*Passage to read:*
-=-=-

The doctrine of improper joinder “implements the [federal courts'] duty to not allow manipulation of our jurisdiction.” Smallwood, 385 F.3d at 576. “[A] non-diverse party is improperly joined if the plaintiff is unable ‘to establish a cause of action against the non-diverse party in state court.'” Flagg v. Stryker Corp. 819 F.3d 132, 136 (5th Cir. 2016) (citation omitted). Simply stated, “the test for improper joinder ‘is whether the defendant has demonstrated that there is no possibility of recovery by the plaintiff against the in-state defendant.'” Id. (citation omitted). Where the Court finds that a defendant has been improperly joined, it “may disregard the citizenship of that defendant [for diversity purposes], dismiss the non-diverse defendant from the case, and exercise subject matter jurisdiction over the remaining diverse defendant.” Id.
To establish fraudulent or improper joinder, the removing party bears the burden of demonstrating “(1) actual fraud in the pleadings of jurisdictional facts, or (2) inability of the plaintiff to establish a cause of action against the non-diverse party in state court.” McDonal, 408 F.3d at 183 (citation omitted). “[A] court may choose to use either one of the two analyses, but it must use one and only one of them, not neither or both.” Int'l Energy Ventures Magmt., LLC v. United Energy Group, Ltd., 818 F.3d 193, 207 (5th Cir. 2016). Jurisdictional facts are determined at the time of the removal, and the district court “must examine the plaintiff's possibility of recovery against the defendant at the time of removal.” Flagg, 819 F.3d at 137 (emphasis in original). While the removing party's burden of demonstrating improper joinder is a heavy one, more than a mere theoretical possibility of recovery under state law is needed to survive a claim of improper joinder. Stewart v. Glenburney Healthcare, No. 5:08-cv-270, 2008 WL 5412311, at *2 (S.D.Miss. Dec. 28, 2008) (citing Badon v. RJR Nabisco, Inc., 236 F.3d 282, 286 n.4 (5th Cir. 2000)).

-=-=-

*Supplied data:*
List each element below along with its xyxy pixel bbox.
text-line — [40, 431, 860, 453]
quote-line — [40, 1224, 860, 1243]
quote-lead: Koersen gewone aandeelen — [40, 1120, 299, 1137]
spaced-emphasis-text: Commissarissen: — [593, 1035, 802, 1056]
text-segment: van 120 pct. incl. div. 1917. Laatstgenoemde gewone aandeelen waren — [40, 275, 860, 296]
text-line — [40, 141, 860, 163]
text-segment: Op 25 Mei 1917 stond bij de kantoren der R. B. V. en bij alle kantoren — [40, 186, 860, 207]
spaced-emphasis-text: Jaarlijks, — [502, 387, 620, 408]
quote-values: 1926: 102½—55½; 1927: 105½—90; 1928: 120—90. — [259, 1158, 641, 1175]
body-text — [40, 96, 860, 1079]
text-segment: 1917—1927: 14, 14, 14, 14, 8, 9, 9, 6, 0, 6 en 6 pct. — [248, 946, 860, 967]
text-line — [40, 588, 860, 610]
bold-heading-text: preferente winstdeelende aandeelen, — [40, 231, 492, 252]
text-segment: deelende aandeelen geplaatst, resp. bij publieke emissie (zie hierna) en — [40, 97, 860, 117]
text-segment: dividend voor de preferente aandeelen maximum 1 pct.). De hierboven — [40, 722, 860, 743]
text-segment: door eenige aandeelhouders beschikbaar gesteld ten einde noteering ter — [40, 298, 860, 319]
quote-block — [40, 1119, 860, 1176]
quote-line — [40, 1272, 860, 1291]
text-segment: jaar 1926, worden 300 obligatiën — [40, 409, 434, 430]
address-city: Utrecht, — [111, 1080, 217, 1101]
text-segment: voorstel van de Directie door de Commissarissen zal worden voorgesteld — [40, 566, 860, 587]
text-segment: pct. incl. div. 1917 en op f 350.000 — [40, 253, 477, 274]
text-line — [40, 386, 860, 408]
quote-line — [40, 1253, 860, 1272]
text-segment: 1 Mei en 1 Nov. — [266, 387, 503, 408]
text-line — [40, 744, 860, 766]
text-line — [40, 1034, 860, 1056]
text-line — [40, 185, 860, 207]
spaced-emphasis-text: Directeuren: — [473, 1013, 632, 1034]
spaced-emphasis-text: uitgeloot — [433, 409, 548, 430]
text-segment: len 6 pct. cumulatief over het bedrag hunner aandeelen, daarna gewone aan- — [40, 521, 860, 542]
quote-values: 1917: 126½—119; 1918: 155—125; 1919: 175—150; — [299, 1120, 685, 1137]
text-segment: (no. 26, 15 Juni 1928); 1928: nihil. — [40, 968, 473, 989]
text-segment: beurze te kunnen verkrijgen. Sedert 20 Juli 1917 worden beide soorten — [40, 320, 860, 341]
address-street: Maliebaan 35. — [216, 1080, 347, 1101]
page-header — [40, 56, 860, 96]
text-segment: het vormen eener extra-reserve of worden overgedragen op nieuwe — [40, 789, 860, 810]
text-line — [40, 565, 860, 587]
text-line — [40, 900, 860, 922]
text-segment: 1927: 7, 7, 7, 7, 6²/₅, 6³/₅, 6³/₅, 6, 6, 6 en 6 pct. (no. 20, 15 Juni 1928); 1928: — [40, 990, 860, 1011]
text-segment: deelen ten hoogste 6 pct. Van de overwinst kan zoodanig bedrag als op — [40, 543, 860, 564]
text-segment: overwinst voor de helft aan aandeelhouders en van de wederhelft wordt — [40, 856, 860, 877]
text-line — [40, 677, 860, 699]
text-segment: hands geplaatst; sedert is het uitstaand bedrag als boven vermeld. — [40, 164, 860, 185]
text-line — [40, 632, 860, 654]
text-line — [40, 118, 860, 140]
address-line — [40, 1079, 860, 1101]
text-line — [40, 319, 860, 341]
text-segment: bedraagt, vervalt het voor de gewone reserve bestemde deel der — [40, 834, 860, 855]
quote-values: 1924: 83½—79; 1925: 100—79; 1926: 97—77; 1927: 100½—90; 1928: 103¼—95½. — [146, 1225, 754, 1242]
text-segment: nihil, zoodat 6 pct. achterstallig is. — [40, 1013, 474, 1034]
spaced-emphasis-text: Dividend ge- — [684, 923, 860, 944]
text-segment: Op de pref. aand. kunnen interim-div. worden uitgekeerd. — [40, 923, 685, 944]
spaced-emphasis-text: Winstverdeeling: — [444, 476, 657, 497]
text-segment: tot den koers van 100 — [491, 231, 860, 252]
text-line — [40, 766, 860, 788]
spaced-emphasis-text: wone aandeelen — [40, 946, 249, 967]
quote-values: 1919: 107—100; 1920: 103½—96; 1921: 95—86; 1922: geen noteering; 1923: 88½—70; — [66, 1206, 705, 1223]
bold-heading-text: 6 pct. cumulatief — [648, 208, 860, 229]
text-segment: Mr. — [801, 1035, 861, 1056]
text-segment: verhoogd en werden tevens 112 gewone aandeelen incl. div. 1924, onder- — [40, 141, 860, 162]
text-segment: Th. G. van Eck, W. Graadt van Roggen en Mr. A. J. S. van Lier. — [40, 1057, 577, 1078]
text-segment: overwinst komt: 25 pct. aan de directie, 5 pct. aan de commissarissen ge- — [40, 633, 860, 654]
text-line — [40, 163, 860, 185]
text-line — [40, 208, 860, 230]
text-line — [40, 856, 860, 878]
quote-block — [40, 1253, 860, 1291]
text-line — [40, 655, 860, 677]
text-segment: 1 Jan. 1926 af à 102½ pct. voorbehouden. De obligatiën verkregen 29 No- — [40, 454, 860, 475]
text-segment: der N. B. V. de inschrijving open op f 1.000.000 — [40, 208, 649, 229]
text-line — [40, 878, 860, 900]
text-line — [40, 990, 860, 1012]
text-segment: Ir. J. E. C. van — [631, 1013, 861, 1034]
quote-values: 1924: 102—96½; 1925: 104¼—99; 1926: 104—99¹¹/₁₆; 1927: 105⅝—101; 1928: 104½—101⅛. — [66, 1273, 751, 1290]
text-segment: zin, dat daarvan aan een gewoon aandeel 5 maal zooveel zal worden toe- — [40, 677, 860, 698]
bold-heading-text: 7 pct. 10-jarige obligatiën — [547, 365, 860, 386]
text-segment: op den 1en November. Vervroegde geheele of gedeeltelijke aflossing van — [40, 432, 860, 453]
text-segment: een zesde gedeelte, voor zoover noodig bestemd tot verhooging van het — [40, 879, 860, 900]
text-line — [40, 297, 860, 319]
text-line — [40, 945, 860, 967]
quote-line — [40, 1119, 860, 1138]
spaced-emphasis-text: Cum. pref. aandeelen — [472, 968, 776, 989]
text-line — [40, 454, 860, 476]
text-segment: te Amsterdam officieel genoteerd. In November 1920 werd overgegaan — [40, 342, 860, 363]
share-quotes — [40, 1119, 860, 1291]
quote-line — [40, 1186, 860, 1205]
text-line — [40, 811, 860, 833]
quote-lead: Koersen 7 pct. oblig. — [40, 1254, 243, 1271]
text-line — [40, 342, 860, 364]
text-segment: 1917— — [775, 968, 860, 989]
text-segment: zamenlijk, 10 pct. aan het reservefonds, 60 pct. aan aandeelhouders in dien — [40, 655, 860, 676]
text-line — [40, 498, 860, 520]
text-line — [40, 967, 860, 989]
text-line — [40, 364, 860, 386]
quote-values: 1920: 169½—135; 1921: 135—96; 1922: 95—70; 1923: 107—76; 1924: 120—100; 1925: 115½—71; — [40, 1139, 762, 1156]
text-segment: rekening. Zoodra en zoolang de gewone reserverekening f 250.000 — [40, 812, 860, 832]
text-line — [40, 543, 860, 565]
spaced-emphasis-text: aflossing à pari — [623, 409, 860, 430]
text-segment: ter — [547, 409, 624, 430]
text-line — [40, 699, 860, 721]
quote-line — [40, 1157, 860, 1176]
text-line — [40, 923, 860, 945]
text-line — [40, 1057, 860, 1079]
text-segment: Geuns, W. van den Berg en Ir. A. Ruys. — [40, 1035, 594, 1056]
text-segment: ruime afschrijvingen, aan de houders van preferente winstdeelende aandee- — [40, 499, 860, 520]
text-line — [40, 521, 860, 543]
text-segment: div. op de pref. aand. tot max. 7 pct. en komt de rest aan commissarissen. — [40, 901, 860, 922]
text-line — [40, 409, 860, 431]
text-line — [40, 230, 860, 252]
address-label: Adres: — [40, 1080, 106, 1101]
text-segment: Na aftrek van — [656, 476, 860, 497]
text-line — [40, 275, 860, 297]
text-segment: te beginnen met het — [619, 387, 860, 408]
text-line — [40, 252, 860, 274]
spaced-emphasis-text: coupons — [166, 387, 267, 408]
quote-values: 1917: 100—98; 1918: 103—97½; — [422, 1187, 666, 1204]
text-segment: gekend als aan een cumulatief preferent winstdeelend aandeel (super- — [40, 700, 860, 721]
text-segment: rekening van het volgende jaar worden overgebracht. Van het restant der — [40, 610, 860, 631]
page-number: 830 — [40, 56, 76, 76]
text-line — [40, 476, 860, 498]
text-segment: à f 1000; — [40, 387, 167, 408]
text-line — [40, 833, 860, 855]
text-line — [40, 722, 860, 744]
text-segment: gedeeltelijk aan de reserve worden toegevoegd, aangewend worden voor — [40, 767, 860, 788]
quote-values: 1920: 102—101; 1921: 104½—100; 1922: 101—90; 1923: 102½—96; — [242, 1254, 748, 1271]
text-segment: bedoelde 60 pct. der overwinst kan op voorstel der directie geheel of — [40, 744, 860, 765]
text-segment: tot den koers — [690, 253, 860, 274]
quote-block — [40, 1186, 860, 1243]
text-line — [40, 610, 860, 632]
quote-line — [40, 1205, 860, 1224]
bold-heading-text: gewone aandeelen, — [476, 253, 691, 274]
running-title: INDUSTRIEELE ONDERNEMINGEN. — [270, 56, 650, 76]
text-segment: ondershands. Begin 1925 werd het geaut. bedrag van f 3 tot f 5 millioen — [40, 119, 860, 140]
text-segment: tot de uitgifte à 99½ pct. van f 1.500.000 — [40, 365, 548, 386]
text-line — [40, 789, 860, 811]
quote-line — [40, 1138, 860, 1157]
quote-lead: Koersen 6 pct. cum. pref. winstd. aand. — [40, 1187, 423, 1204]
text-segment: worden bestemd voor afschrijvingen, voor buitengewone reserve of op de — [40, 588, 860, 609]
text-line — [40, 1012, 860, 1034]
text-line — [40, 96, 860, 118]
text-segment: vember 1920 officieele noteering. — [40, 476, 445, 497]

-=-=-

Extend the passage on improper joinder beyond its last sentence. The lines have nothing to do with the passage on improper joinder.

*Task output:*
In determining whether a non-diverse defendant has been improperly joined, the court may “conduct a Rule 12(b)(6)-type analysis, looking initially at the allegations of the complaint to determine whether the complaint states a claim under state law against the in-state defendant.” Bell v. Texaco, Inc., 493 Fed. App'x, 587, 591 (5th Cir. 2012) (citing Smallwood, 385 F.3d at 573). Alternatively, the district court may, in its discretion, “pierce the pleadings” to consider summary judgment-type evidence. Smallwood, 385 F.3d at 573-74. “[T]he focus of the inquiry must be on the joinder, not the merits of the plaintiff's case.” Id., at 573.
Generally, the plaintiff's complaint must contain “enough facts to state a claim to relief that is plausible on its face.” Harried v. Forman Perry Watkins Krutz & Tardy, 813 F.Supp.2d 835, 840 (S.D.Miss. July 12, 2011) (quoting Bell Atl. Corp. v. Twombly, 550 U.S. 544, 570 (2007)). This means that there is “factual content that allows the court to draw the reasonable inference that the defendant is liable for the misconduct alleged.” Ashcroft v. Iqbal, 556 U.S. 662, 678 (2009) (citation omitted). In conducting this analysis on a motion to remand, the district court must apply the federal pleading standard. Int'l Energy Ventures, 818 F.3d at 208.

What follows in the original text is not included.